> [Given request]: Each line that follows should be printed again exactly as it stands.
──────── Supplied entries ────────
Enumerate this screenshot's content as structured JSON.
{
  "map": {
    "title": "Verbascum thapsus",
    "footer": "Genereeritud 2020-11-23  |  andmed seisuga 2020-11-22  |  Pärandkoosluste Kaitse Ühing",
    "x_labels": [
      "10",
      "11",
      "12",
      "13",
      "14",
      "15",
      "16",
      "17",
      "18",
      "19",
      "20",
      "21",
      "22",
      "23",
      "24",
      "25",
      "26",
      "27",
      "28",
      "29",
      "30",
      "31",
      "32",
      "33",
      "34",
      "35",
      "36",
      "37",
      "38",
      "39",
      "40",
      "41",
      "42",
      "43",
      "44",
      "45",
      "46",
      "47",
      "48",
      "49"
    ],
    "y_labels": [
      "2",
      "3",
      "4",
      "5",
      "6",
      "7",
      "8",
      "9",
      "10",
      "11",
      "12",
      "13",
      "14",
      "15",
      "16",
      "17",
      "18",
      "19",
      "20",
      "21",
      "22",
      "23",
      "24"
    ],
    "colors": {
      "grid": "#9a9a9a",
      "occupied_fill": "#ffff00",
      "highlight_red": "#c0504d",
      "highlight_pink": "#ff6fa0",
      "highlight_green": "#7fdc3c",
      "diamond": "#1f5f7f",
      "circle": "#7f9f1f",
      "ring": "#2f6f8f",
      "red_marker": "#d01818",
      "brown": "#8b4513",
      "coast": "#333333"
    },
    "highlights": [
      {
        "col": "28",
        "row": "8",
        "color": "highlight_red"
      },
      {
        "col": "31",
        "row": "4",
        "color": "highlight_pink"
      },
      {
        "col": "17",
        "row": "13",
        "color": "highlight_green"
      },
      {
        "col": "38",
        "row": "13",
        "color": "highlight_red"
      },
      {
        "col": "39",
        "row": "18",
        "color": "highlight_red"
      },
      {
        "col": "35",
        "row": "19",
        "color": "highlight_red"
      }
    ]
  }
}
────────
> [Solution below]:
Enumerate this screenshot's content as structured JSON.
{
  "map": {
    "title": "Verbascum thapsus",
    "footer": "Genereeritud 2020-11-23  |  andmed seisuga 2020-11-22  |  Pärandkoosluste Kaitse Ühing",
    "x_labels": [
      "10",
      "11",
      "12",
      "13",
      "14",
      "15",
      "16",
      "17",
      "18",
      "19",
      "20",
      "21",
      "22",
      "23",
      "24",
      "25",
      "26",
      "27",
      "28",
      "29",
      "30",
      "31",
      "32",
      "33",
      "34",
      "35",
      "36",
      "37",
      "38",
      "39",
      "40",
      "41",
      "42",
      "43",
      "44",
      "45",
      "46",
      "47",
      "48",
      "49"
    ],
    "y_labels": [
      "2",
      "3",
      "4",
      "5",
      "6",
      "7",
      "8",
      "9",
      "10",
      "11",
      "12",
      "13",
      "14",
      "15",
      "16",
      "17",
      "18",
      "19",
      "20",
      "21",
      "22",
      "23",
      "24"
    ],
    "colors": {
      "grid": "#9a9a9a",
      "occupied_fill": "#ffff00",
      "highlight_red": "#c0504d",
      "highlight_pink": "#ff6fa0",
      "highlight_green": "#7fdc3c",
      "diamond": "#1f5f7f",
      "circle": "#7f9f1f",
      "ring": "#2f6f8f",
      "red_marker": "#d01818",
      "brown": "#8b4513",
      "coast": "#333333"
    },
    "highlights": [
      {
        "col": "28",
        "row": "8",
        "color": "highlight_red"
      },
      {
        "col": "31",
        "row": "4",
        "color": "highlight_pink"
      },
      {
        "col": "17",
        "row": "13",
        "color": "highlight_green"
      },
      {
        "col": "38",
        "row": "13",
        "color": "highlight_red"
      },
      {
        "col": "39",
        "row": "18",
        "color": "highlight_red"
      },
      {
        "col": "35",
        "row": "19",
        "color": "highlight_red"
      }
    ]
  }
}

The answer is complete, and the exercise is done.